Quoted passage -
* * * * * * *

If reliable, I could see purchasing a larger unit for my engineering department. I would love one for EDM cutting large gears. 40k USD would be a good target price for a large corporation to not blink twice on it.
Im currently in the CAD design phase of making a custom EDM machine myself! I hope to upload videos to my channel in the following months after I move. I'll probably use the rack robotics pulse generator and a onefinity cnc as the xy and z gantry. To my knowledge one thing not mention at all by Rack robotics and CNC Kitchen is the water filtration system and the lack of having no flush cups which would GREATLY improve speed and quality. EDM is a lot more complex then a hot wire foam cutting machine. Half of a real EDM system is the water filtration. I love what rack robotics is doing for EDM but I strongly believe rack robotics is overengineering their design. A core xy machine for EDM is stupid and drives up the cost for no benefit and because half the machine is submerged in grimy water expect rust because 316 stainless steel is not rust proof. For larger parts, production parts, or if they want their machines to last rack robotics needs to find a easy and cheep solution for these fundamental problems without stupidly overengineering.
@shazam6274 Thank you 😊. I'll get most of my rough designs done in a week or so and make a video about my main design choices. I'll start buying parts in the falling months after the move, but the build won't be complete for at least a year, but I'll always be making small improvements.
can't wait for edm to become the next affordable hobbyist machining technique, I can feel it being around the corner!
I already listen to edm all the time ¯\_(ツ)_/¯
/s
Yeah, machining small car parts is going to be easy as hell
It will be affordable like a 3D printer or desktop CNC. SOON!
@@gosonegrthat's immediately where my brain went as well. could make replacement mounts and gears so easily
@@clebbington custom gearbox parts, every mechanic nightmare done in the same day and with such low tolerances
I had access to a professional EDM machine in my last job - the potential uses are endless: chisels for the lathe made from hardened HSS blanks takes minutes, high precision parts from titanium w/o the work hardening, thin-walled jewelry from super-alloys, a complex clamping mechanism that withstands high temperatures? That EDM machine saved us so much time and money!
Random comment but you should be careful with using superalloys for jewelry; dermatological nickel allergies are a thing and they are not fun. From personal experience even just having Inconel chips on my skin for a couple minutes can cause my skin to get hives.
@@barrag3463You are absolutely correct. Nickel is no joke and we were anal with the alloys we picked for our regular products (professional coffee makers). Some of the stuff we made were display things that only had to survive a photo shooting and were then put in storage. The other thing we found out is that some alloys are pretty "hot" in terms of radiation. Some of our suppliers were pretty careless when smelting scrap metal so we had to check all their shipments with radiation meters...

* * * * * * *

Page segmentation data

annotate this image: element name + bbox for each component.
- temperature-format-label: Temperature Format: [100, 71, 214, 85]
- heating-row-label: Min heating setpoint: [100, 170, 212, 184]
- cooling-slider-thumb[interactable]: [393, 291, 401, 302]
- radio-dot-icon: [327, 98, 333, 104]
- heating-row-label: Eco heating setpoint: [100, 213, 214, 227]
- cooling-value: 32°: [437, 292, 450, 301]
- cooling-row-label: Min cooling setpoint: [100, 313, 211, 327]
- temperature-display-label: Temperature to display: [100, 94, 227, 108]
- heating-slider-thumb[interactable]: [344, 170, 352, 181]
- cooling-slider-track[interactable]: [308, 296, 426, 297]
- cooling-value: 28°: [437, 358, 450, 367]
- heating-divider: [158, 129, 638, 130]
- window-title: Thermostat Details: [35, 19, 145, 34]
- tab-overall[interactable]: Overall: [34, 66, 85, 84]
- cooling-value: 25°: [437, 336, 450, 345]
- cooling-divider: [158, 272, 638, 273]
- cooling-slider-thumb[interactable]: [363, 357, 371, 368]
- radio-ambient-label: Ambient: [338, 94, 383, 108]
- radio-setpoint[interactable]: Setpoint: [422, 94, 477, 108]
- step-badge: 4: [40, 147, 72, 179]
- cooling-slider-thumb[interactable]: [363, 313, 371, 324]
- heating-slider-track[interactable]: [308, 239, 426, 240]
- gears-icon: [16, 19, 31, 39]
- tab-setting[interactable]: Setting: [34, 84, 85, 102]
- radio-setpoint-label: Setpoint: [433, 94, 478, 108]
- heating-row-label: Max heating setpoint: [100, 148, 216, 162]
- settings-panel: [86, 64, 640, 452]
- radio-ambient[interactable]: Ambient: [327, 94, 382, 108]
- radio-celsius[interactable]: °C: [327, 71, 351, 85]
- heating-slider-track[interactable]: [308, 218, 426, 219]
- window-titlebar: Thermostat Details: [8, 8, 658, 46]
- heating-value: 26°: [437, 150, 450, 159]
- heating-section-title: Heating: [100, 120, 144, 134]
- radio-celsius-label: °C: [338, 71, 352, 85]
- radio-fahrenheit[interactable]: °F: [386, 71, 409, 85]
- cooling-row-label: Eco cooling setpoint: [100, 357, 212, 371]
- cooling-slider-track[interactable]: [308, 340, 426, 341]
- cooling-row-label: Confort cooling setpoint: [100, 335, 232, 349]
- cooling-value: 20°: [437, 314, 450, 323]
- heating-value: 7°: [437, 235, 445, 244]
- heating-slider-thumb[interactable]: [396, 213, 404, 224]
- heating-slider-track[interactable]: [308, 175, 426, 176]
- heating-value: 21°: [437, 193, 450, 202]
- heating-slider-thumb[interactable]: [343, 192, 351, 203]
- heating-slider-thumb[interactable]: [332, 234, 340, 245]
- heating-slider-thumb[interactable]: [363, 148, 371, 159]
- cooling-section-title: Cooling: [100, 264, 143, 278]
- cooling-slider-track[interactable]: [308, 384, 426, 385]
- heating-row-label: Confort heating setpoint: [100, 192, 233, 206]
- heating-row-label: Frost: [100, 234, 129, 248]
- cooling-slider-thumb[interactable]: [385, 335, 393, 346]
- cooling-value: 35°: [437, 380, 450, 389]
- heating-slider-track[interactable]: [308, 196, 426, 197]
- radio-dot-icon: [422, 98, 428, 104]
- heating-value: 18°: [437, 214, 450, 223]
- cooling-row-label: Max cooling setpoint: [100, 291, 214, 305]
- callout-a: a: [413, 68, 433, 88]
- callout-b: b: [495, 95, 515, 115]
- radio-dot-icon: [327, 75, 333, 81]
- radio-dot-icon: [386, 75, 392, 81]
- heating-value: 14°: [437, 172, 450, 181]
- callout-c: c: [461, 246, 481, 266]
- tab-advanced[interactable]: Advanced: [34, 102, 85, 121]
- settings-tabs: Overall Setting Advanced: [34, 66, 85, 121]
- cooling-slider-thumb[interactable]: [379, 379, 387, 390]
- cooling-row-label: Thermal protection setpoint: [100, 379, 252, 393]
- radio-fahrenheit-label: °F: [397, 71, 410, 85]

* * * * * * *

Activities -
• A. In the comment thread about EDM machines, what does one commenter say makes up half of a real EDM system?
• B. Pick up the comment thread about EDM machines after its final comment and continue it.

Outputs by task -
• A. The water filtration.

• B.
@@f.d.6667 re: "Heat"; that's terrifying! Were these exclusively suppliers from China, or other regions too?
@@jungletek Note that radiation risk is relative, and depends on the type. If it's alpha, then a simple glaze would work. If it's something else, then dose matters. For example, Uranium glass is safe to keep on a shelf and drink from, but probably not the best for jewelry.
Course, that doesn't fly for a commercial product without regulatory approval.
@@jungletek China. From what I hear, a lot of the imported leather goods are so radioactive that they get confiscated by customs... there was a wave of cases of radiation sickness in major cities across China last year that can be linked to the burning of contaminated coal from a mine in Northern China. What virtually nobody in the West is aware of, is the fact, that for every kilogram of neodymium (essential for EVs and wind turbines), the same amount of radioactive Uranium and Thorium is dumped in open tailings ponds and then carried as dust across Northern China and India. Cancer rates of 44% are "normal" in the regions where mining/refining of those rare earth elements is taking place...
I'm glad to see the Filament Library using the free access/affiliate link model. I'll be sure to use their links for future purchases, even if I'm buying the same filament I've been buying.
And not enough people know about it.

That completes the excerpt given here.